TASK DIRECTIONS:
Leave out the pictures and repeat everything else in the records exactly.

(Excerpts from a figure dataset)

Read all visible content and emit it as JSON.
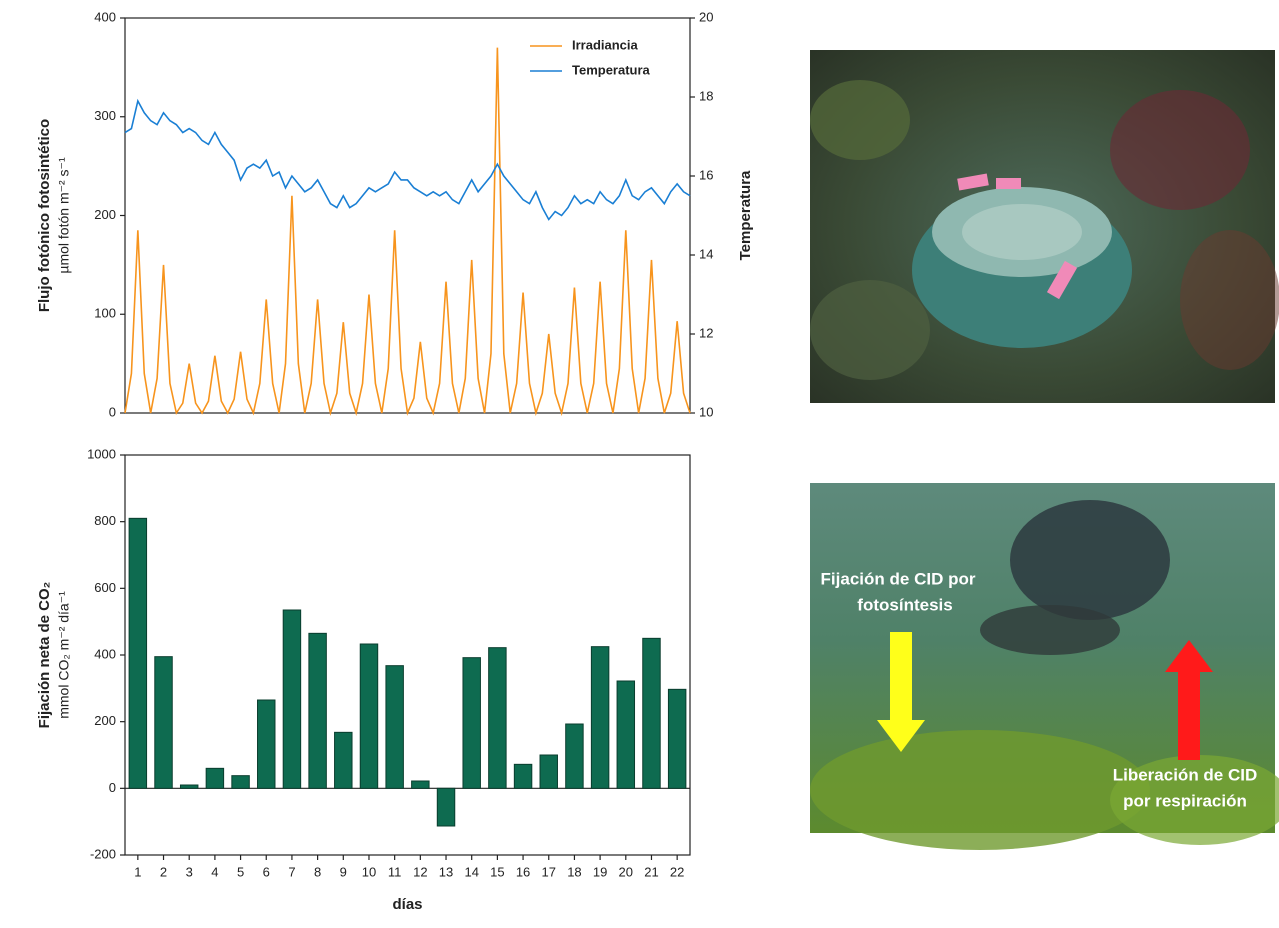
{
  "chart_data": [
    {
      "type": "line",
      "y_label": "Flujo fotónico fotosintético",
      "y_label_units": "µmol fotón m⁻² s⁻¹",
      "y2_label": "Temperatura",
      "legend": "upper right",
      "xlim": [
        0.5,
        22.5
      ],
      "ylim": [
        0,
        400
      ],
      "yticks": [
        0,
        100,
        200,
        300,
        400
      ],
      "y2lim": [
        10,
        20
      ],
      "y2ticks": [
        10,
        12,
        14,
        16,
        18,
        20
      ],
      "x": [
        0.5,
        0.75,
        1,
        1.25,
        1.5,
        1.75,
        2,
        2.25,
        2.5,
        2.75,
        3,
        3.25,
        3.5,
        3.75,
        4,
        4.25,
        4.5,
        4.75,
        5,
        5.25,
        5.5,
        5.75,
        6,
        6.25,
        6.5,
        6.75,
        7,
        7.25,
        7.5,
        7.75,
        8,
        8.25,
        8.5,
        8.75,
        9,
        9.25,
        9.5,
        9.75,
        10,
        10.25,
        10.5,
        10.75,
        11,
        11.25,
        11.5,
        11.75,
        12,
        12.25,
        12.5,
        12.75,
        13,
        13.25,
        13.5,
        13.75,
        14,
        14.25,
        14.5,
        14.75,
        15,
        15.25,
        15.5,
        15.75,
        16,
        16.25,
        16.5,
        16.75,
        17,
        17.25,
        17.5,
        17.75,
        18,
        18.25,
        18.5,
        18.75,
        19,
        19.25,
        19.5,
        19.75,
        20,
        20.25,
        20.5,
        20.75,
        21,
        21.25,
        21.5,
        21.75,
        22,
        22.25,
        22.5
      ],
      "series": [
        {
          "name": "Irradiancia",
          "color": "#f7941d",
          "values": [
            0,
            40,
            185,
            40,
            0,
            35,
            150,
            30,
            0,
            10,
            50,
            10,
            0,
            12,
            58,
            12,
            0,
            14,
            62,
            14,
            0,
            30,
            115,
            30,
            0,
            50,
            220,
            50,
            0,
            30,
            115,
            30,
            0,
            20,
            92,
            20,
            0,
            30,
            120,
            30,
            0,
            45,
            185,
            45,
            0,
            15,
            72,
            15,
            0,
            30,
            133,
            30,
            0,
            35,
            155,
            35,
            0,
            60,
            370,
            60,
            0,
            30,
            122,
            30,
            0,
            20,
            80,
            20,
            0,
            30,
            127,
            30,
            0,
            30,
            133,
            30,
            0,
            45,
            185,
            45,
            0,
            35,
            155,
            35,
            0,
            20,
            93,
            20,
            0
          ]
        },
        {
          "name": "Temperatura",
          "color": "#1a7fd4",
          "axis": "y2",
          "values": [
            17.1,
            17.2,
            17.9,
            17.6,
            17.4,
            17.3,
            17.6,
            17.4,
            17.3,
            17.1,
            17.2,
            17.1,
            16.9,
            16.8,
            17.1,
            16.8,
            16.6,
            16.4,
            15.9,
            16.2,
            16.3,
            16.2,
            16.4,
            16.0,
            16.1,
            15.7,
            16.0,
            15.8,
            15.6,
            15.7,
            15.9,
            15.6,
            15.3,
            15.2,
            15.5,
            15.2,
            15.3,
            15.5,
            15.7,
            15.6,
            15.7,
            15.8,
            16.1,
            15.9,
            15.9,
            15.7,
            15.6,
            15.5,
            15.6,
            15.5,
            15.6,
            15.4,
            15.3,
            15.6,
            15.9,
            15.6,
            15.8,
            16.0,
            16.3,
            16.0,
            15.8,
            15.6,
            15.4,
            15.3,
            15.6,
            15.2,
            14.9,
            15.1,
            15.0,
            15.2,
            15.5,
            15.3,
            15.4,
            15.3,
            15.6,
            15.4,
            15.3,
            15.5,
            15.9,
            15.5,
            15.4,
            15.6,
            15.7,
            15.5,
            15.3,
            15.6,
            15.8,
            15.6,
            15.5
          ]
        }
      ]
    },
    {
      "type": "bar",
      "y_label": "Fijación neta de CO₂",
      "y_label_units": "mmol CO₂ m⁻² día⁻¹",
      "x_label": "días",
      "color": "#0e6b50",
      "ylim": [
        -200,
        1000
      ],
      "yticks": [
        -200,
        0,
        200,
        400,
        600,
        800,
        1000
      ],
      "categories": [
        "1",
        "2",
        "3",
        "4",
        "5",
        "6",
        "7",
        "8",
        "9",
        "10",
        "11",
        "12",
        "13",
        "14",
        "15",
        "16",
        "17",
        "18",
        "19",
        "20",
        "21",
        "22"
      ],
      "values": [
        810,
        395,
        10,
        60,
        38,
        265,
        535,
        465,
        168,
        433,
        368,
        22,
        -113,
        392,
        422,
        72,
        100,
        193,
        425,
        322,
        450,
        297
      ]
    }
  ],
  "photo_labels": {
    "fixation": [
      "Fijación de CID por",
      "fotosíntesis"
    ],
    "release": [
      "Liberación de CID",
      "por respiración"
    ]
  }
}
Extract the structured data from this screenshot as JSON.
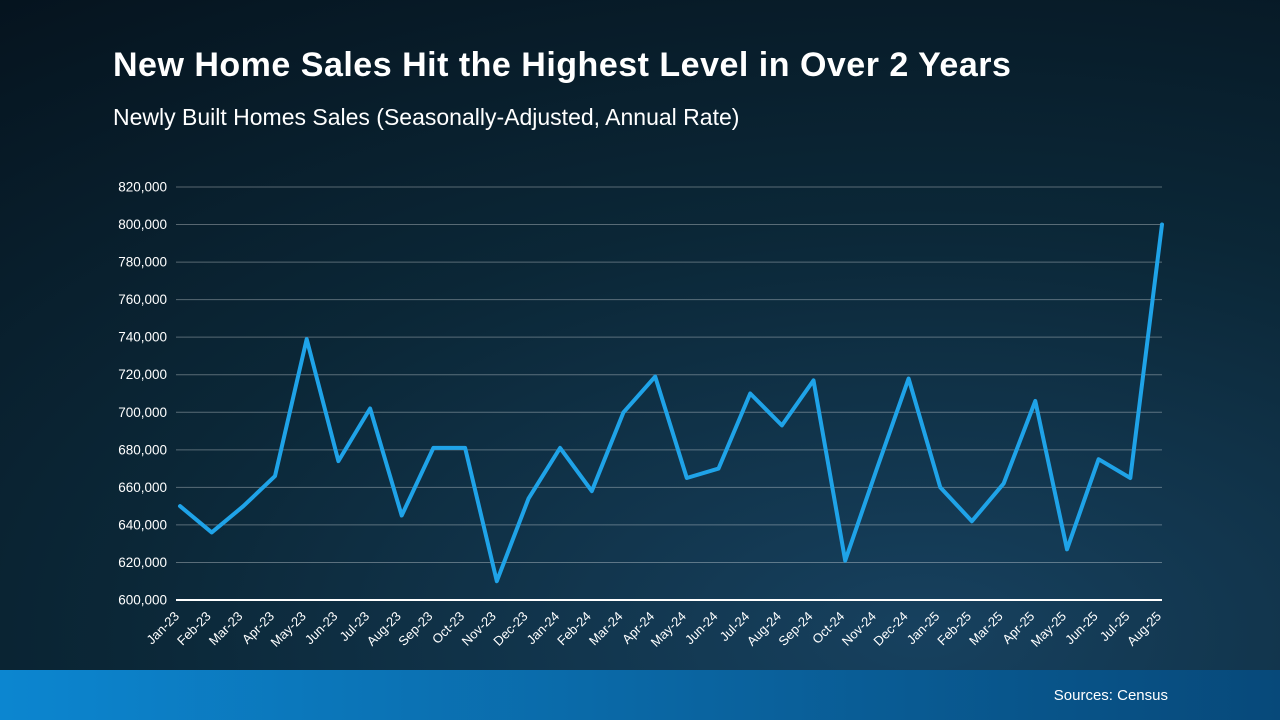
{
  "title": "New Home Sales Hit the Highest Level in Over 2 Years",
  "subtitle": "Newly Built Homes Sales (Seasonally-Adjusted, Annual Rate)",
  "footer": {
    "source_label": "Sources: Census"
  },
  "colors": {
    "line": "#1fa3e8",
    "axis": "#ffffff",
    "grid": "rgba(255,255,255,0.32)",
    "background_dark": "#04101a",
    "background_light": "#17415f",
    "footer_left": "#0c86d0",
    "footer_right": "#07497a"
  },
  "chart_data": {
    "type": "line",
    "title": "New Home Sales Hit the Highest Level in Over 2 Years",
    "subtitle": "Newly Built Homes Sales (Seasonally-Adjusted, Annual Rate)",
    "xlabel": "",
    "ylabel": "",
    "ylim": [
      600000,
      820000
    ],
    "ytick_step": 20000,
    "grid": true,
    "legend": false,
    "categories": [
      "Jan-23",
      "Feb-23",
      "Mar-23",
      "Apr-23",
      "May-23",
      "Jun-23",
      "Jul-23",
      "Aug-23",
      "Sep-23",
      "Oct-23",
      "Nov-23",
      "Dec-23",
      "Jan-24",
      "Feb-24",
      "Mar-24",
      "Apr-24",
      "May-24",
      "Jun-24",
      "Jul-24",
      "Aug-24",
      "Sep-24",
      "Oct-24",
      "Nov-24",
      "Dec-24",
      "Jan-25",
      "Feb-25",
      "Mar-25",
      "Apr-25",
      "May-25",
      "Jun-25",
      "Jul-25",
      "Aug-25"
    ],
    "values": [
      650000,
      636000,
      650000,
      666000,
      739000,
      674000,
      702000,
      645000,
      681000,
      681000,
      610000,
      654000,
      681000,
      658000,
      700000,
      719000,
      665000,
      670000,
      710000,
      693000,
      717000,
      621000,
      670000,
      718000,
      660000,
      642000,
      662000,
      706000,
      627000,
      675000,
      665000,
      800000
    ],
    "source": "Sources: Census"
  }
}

FULL OUTPUT:
Read all visible content and emit it as JSON.
{
  "chart_data": [
    {
      "type": "line",
      "y_label": "Flujo fotónico fotosintético",
      "y_label_units": "µmol fotón m⁻² s⁻¹",
      "y2_label": "Temperatura",
      "legend": "upper right",
      "xlim": [
        0.5,
        22.5
      ],
      "ylim": [
        0,
        400
      ],
      "yticks": [
        0,
        100,
        200,
        300,
        400
      ],
      "y2lim": [
        10,
        20
      ],
      "y2ticks": [
        10,
        12,
        14,
        16,
        18,
        20
      ],
      "x": [
        0.5,
        0.75,
        1,
        1.25,
        1.5,
        1.75,
        2,
        2.25,
        2.5,
        2.75,
        3,
        3.25,
        3.5,
        3.75,
        4,
        4.25,
        4.5,
        4.75,
        5,
        5.25,
        5.5,
        5.75,
        6,
        6.25,
        6.5,
        6.75,
        7,
        7.25,
        7.5,
        7.75,
        8,
        8.25,
        8.5,
        8.75,
        9,
        9.25,
        9.5,
        9.75,
        10,
        10.25,
        10.5,
        10.75,
        11,
        11.25,
        11.5,
        11.75,
        12,
        12.25,
        12.5,
        12.75,
        13,
        13.25,
        13.5,
        13.75,
        14,
        14.25,
        14.5,
        14.75,
        15,
        15.25,
        15.5,
        15.75,
        16,
        16.25,
        16.5,
        16.75,
        17,
        17.25,
        17.5,
        17.75,
        18,
        18.25,
        18.5,
        18.75,
        19,
        19.25,
        19.5,
        19.75,
        20,
        20.25,
        20.5,
        20.75,
        21,
        21.25,
        21.5,
        21.75,
        22,
        22.25,
        22.5
      ],
      "series": [
        {
          "name": "Irradiancia",
          "color": "#f7941d",
          "values": [
            0,
            40,
            185,
            40,
            0,
            35,
            150,
            30,
            0,
            10,
            50,
            10,
            0,
            12,
            58,
            12,
            0,
            14,
            62,
            14,
            0,
            30,
            115,
            30,
            0,
            50,
            220,
            50,
            0,
            30,
            115,
            30,
            0,
            20,
            92,
            20,
            0,
            30,
            120,
            30,
            0,
            45,
            185,
            45,
            0,
            15,
            72,
            15,
            0,
            30,
            133,
            30,
            0,
            35,
            155,
            35,
            0,
            60,
            370,
            60,
            0,
            30,
            122,
            30,
            0,
            20,
            80,
            20,
            0,
            30,
            127,
            30,
            0,
            30,
            133,
            30,
            0,
            45,
            185,
            45,
            0,
            35,
            155,
            35,
            0,
            20,
            93,
            20,
            0
          ]
        },
        {
          "name": "Temperatura",
          "color": "#1a7fd4",
          "axis": "y2",
          "values": [
            17.1,
            17.2,
            17.9,
            17.6,
            17.4,
            17.3,
            17.6,
            17.4,
            17.3,
            17.1,
            17.2,
            17.1,
            16.9,
            16.8,
            17.1,
            16.8,
            16.6,
            16.4,
            15.9,
            16.2,
            16.3,
            16.2,
            16.4,
            16.0,
            16.1,
            15.7,
            16.0,
            15.8,
            15.6,
            15.7,
            15.9,
            15.6,
            15.3,
            15.2,
            15.5,
            15.2,
            15.3,
            15.5,
            15.7,
            15.6,
            15.7,
            15.8,
            16.1,
            15.9,
            15.9,
            15.7,
            15.6,
            15.5,
            15.6,
            15.5,
            15.6,
            15.4,
            15.3,
            15.6,
            15.9,
            15.6,
            15.8,
            16.0,
            16.3,
            16.0,
            15.8,
            15.6,
            15.4,
            15.3,
            15.6,
            15.2,
            14.9,
            15.1,
            15.0,
            15.2,
            15.5,
            15.3,
            15.4,
            15.3,
            15.6,
            15.4,
            15.3,
            15.5,
            15.9,
            15.5,
            15.4,
            15.6,
            15.7,
            15.5,
            15.3,
            15.6,
            15.8,
            15.6,
            15.5
          ]
        }
      ]
    },
    {
      "type": "bar",
      "y_label": "Fijación neta de CO₂",
      "y_label_units": "mmol CO₂ m⁻² día⁻¹",
      "x_label": "días",
      "color": "#0e6b50",
      "ylim": [
        -200,
        1000
      ],
      "yticks": [
        -200,
        0,
        200,
        400,
        600,
        800,
        1000
      ],
      "categories": [
        "1",
        "2",
        "3",
        "4",
        "5",
        "6",
        "7",
        "8",
        "9",
        "10",
        "11",
        "12",
        "13",
        "14",
        "15",
        "16",
        "17",
        "18",
        "19",
        "20",
        "21",
        "22"
      ],
      "values": [
        810,
        395,
        10,
        60,
        38,
        265,
        535,
        465,
        168,
        433,
        368,
        22,
        -113,
        392,
        422,
        72,
        100,
        193,
        425,
        322,
        450,
        297
      ]
    }
  ],
  "photo_labels": {
    "fixation": [
      "Fijación de CID por",
      "fotosíntesis"
    ],
    "release": [
      "Liberación de CID",
      "por respiración"
    ]
  }
}
Extract the structured data from this screenshot as JSON.
{
  "title": "New Home Sales Hit the Highest Level in Over 2 Years",
  "subtitle": "Newly Built Homes Sales (Seasonally-Adjusted, Annual Rate)",
  "footer": {
    "source_label": "Sources: Census"
  },
  "colors": {
    "line": "#1fa3e8",
    "axis": "#ffffff",
    "grid": "rgba(255,255,255,0.32)",
    "background_dark": "#04101a",
    "background_light": "#17415f",
    "footer_left": "#0c86d0",
    "footer_right": "#07497a"
  },
  "chart_data": {
    "type": "line",
    "title": "New Home Sales Hit the Highest Level in Over 2 Years",
    "subtitle": "Newly Built Homes Sales (Seasonally-Adjusted, Annual Rate)",
    "xlabel": "",
    "ylabel": "",
    "ylim": [
      600000,
      820000
    ],
    "ytick_step": 20000,
    "grid": true,
    "legend": false,
    "categories": [
      "Jan-23",
      "Feb-23",
      "Mar-23",
      "Apr-23",
      "May-23",
      "Jun-23",
      "Jul-23",
      "Aug-23",
      "Sep-23",
      "Oct-23",
      "Nov-23",
      "Dec-23",
      "Jan-24",
      "Feb-24",
      "Mar-24",
      "Apr-24",
      "May-24",
      "Jun-24",
      "Jul-24",
      "Aug-24",
      "Sep-24",
      "Oct-24",
      "Nov-24",
      "Dec-24",
      "Jan-25",
      "Feb-25",
      "Mar-25",
      "Apr-25",
      "May-25",
      "Jun-25",
      "Jul-25",
      "Aug-25"
    ],
    "values": [
      650000,
      636000,
      650000,
      666000,
      739000,
      674000,
      702000,
      645000,
      681000,
      681000,
      610000,
      654000,
      681000,
      658000,
      700000,
      719000,
      665000,
      670000,
      710000,
      693000,
      717000,
      621000,
      670000,
      718000,
      660000,
      642000,
      662000,
      706000,
      627000,
      675000,
      665000,
      800000
    ],
    "source": "Sources: Census"
  }
}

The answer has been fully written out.